# What you are asked to do
Extract all of the entries and give them again, word for word.

(Entries from a dataset)
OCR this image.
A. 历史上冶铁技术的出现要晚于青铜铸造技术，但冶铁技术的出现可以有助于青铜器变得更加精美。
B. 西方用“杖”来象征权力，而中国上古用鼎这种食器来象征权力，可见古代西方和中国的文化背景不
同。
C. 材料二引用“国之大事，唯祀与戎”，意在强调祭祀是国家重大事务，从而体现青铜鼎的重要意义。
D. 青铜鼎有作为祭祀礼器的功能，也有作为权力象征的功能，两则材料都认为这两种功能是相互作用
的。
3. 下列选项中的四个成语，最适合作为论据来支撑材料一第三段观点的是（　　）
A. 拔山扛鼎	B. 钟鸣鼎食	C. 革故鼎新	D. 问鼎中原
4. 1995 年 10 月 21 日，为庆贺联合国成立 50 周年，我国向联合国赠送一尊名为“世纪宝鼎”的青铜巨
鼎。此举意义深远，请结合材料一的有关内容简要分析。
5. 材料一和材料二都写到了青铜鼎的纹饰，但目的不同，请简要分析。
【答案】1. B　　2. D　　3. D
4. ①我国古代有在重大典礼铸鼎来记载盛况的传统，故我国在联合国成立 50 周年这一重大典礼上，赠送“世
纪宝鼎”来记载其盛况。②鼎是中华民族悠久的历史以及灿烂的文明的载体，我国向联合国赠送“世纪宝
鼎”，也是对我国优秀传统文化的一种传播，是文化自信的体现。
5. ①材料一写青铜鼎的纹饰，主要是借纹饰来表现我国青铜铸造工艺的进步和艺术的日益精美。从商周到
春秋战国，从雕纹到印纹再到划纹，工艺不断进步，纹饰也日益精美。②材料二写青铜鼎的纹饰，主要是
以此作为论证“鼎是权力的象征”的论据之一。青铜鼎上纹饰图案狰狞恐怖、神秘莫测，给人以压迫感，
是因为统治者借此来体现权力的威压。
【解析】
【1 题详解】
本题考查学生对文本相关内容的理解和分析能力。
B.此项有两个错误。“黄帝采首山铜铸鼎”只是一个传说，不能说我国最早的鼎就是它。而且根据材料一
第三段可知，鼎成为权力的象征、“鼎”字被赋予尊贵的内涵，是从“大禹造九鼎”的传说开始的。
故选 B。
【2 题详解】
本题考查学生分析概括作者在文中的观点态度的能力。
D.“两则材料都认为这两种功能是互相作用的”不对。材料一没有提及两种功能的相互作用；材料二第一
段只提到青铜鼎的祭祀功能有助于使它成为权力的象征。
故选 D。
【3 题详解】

# Result below
OCR this image.
A. 历史上冶铁技术的出现要晚于青铜铸造技术，但冶铁技术的出现可以有助于青铜器变得更加精美。
B. 西方用“杖”来象征权力，而中国上古用鼎这种食器来象征权力，可见古代西方和中国的文化背景不
同。
C. 材料二引用“国之大事，唯祀与戎”，意在强调祭祀是国家重大事务，从而体现青铜鼎的重要意义。
D. 青铜鼎有作为祭祀礼器的功能，也有作为权力象征的功能，两则材料都认为这两种功能是相互作用
的。
3. 下列选项中的四个成语，最适合作为论据来支撑材料一第三段观点的是（　　）
A. 拔山扛鼎	B. 钟鸣鼎食	C. 革故鼎新	D. 问鼎中原
4. 1995 年 10 月 21 日，为庆贺联合国成立 50 周年，我国向联合国赠送一尊名为“世纪宝鼎”的青铜巨
鼎。此举意义深远，请结合材料一的有关内容简要分析。
5. 材料一和材料二都写到了青铜鼎的纹饰，但目的不同，请简要分析。
【答案】1. B　　2. D　　3. D
4. ①我国古代有在重大典礼铸鼎来记载盛况的传统，故我国在联合国成立 50 周年这一重大典礼上，赠送“世
纪宝鼎”来记载其盛况。②鼎是中华民族悠久的历史以及灿烂的文明的载体，我国向联合国赠送“世纪宝
鼎”，也是对我国优秀传统文化的一种传播，是文化自信的体现。
5. ①材料一写青铜鼎的纹饰，主要是借纹饰来表现我国青铜铸造工艺的进步和艺术的日益精美。从商周到
春秋战国，从雕纹到印纹再到划纹，工艺不断进步，纹饰也日益精美。②材料二写青铜鼎的纹饰，主要是
以此作为论证“鼎是权力的象征”的论据之一。青铜鼎上纹饰图案狰狞恐怖、神秘莫测，给人以压迫感，
是因为统治者借此来体现权力的威压。
【解析】
【1 题详解】
本题考查学生对文本相关内容的理解和分析能力。
B.此项有两个错误。“黄帝采首山铜铸鼎”只是一个传说，不能说我国最早的鼎就是它。而且根据材料一
第三段可知，鼎成为权力的象征、“鼎”字被赋予尊贵的内涵，是从“大禹造九鼎”的传说开始的。
故选 B。
【2 题详解】
本题考查学生分析概括作者在文中的观点态度的能力。
D.“两则材料都认为这两种功能是互相作用的”不对。材料一没有提及两种功能的相互作用；材料二第一
段只提到青铜鼎的祭祀功能有助于使它成为权力的象征。
故选 D。
【3 题详解】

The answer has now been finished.